EXERCISE TASK —
Output every entry exactly as written.

--- --- ---

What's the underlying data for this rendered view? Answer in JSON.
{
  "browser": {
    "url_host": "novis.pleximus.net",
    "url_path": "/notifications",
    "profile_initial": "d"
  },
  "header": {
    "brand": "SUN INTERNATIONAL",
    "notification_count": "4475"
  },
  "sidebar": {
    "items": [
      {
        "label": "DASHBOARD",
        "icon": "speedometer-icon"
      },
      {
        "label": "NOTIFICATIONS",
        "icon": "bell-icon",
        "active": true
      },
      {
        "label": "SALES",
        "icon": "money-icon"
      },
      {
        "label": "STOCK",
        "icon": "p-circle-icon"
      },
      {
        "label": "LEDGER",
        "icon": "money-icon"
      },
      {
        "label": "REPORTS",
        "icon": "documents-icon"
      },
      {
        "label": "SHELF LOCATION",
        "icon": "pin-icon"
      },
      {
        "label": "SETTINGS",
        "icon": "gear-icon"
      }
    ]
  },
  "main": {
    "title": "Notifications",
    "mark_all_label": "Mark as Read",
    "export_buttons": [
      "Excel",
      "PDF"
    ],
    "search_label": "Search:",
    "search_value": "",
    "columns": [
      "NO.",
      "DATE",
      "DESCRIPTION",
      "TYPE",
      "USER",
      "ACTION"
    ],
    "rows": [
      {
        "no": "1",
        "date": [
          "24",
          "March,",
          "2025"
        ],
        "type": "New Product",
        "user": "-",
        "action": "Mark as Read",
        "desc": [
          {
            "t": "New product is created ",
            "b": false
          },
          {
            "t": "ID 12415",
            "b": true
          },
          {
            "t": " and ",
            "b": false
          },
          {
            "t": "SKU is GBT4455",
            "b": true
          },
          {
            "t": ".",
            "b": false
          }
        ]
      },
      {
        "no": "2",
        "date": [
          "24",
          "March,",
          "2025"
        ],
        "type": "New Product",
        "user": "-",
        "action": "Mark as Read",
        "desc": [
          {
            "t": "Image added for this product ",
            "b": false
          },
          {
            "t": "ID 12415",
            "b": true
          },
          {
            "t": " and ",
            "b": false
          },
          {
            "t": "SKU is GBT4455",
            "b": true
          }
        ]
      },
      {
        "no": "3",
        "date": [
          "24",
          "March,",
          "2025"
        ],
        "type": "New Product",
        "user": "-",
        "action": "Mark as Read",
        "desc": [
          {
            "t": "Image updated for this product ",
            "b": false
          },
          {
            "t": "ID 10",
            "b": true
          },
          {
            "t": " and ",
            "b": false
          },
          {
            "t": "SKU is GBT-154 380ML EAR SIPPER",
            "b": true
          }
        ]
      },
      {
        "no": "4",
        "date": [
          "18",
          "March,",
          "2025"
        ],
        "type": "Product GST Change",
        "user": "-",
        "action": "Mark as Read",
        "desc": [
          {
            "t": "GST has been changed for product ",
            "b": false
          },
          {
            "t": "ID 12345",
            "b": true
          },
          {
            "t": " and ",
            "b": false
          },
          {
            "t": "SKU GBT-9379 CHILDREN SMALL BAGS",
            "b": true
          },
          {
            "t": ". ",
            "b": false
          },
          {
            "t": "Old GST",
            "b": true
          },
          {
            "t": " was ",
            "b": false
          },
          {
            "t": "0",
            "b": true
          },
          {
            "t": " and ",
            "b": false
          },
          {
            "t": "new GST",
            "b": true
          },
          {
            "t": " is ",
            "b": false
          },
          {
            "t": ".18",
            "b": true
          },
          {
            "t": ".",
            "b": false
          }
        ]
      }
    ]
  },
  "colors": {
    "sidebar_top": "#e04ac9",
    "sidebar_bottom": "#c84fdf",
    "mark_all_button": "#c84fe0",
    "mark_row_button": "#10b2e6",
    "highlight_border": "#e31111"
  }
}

--- --- ---

TASK RESPONSE —
What's the underlying data for this rendered view? Answer in JSON.
{
  "browser": {
    "url_host": "novis.pleximus.net",
    "url_path": "/notifications",
    "profile_initial": "d"
  },
  "header": {
    "brand": "SUN INTERNATIONAL",
    "notification_count": "4475"
  },
  "sidebar": {
    "items": [
      {
        "label": "DASHBOARD",
        "icon": "speedometer-icon"
      },
      {
        "label": "NOTIFICATIONS",
        "icon": "bell-icon",
        "active": true
      },
      {
        "label": "SALES",
        "icon": "money-icon"
      },
      {
        "label": "STOCK",
        "icon": "p-circle-icon"
      },
      {
        "label": "LEDGER",
        "icon": "money-icon"
      },
      {
        "label": "REPORTS",
        "icon": "documents-icon"
      },
      {
        "label": "SHELF LOCATION",
        "icon": "pin-icon"
      },
      {
        "label": "SETTINGS",
        "icon": "gear-icon"
      }
    ]
  },
  "main": {
    "title": "Notifications",
    "mark_all_label": "Mark as Read",
    "export_buttons": [
      "Excel",
      "PDF"
    ],
    "search_label": "Search:",
    "search_value": "",
    "columns": [
      "NO.",
      "DATE",
      "DESCRIPTION",
      "TYPE",
      "USER",
      "ACTION"
    ],
    "rows": [
      {
        "no": "1",
        "date": [
          "24",
          "March,",
          "2025"
        ],
        "type": "New Product",
        "user": "-",
        "action": "Mark as Read",
        "desc": [
          {
            "t": "New product is created ",
            "b": false
          },
          {
            "t": "ID 12415",
            "b": true
          },
          {
            "t": " and ",
            "b": false
          },
          {
            "t": "SKU is GBT4455",
            "b": true
          },
          {
            "t": ".",
            "b": false
          }
        ]
      },
      {
        "no": "2",
        "date": [
          "24",
          "March,",
          "2025"
        ],
        "type": "New Product",
        "user": "-",
        "action": "Mark as Read",
        "desc": [
          {
            "t": "Image added for this product ",
            "b": false
          },
          {
            "t": "ID 12415",
            "b": true
          },
          {
            "t": " and ",
            "b": false
          },
          {
            "t": "SKU is GBT4455",
            "b": true
          }
        ]
      },
      {
        "no": "3",
        "date": [
          "24",
          "March,",
          "2025"
        ],
        "type": "New Product",
        "user": "-",
        "action": "Mark as Read",
        "desc": [
          {
            "t": "Image updated for this product ",
            "b": false
          },
          {
            "t": "ID 10",
            "b": true
          },
          {
            "t": " and ",
            "b": false
          },
          {
            "t": "SKU is GBT-154 380ML EAR SIPPER",
            "b": true
          }
        ]
      },
      {
        "no": "4",
        "date": [
          "18",
          "March,",
          "2025"
        ],
        "type": "Product GST Change",
        "user": "-",
        "action": "Mark as Read",
        "desc": [
          {
            "t": "GST has been changed for product ",
            "b": false
          },
          {
            "t": "ID 12345",
            "b": true
          },
          {
            "t": " and ",
            "b": false
          },
          {
            "t": "SKU GBT-9379 CHILDREN SMALL BAGS",
            "b": true
          },
          {
            "t": ". ",
            "b": false
          },
          {
            "t": "Old GST",
            "b": true
          },
          {
            "t": " was ",
            "b": false
          },
          {
            "t": "0",
            "b": true
          },
          {
            "t": " and ",
            "b": false
          },
          {
            "t": "new GST",
            "b": true
          },
          {
            "t": " is ",
            "b": false
          },
          {
            "t": ".18",
            "b": true
          },
          {
            "t": ".",
            "b": false
          }
        ]
      }
    ]
  },
  "colors": {
    "sidebar_top": "#e04ac9",
    "sidebar_bottom": "#c84fdf",
    "mark_all_button": "#c84fe0",
    "mark_row_button": "#10b2e6",
    "highlight_border": "#e31111"
  }
}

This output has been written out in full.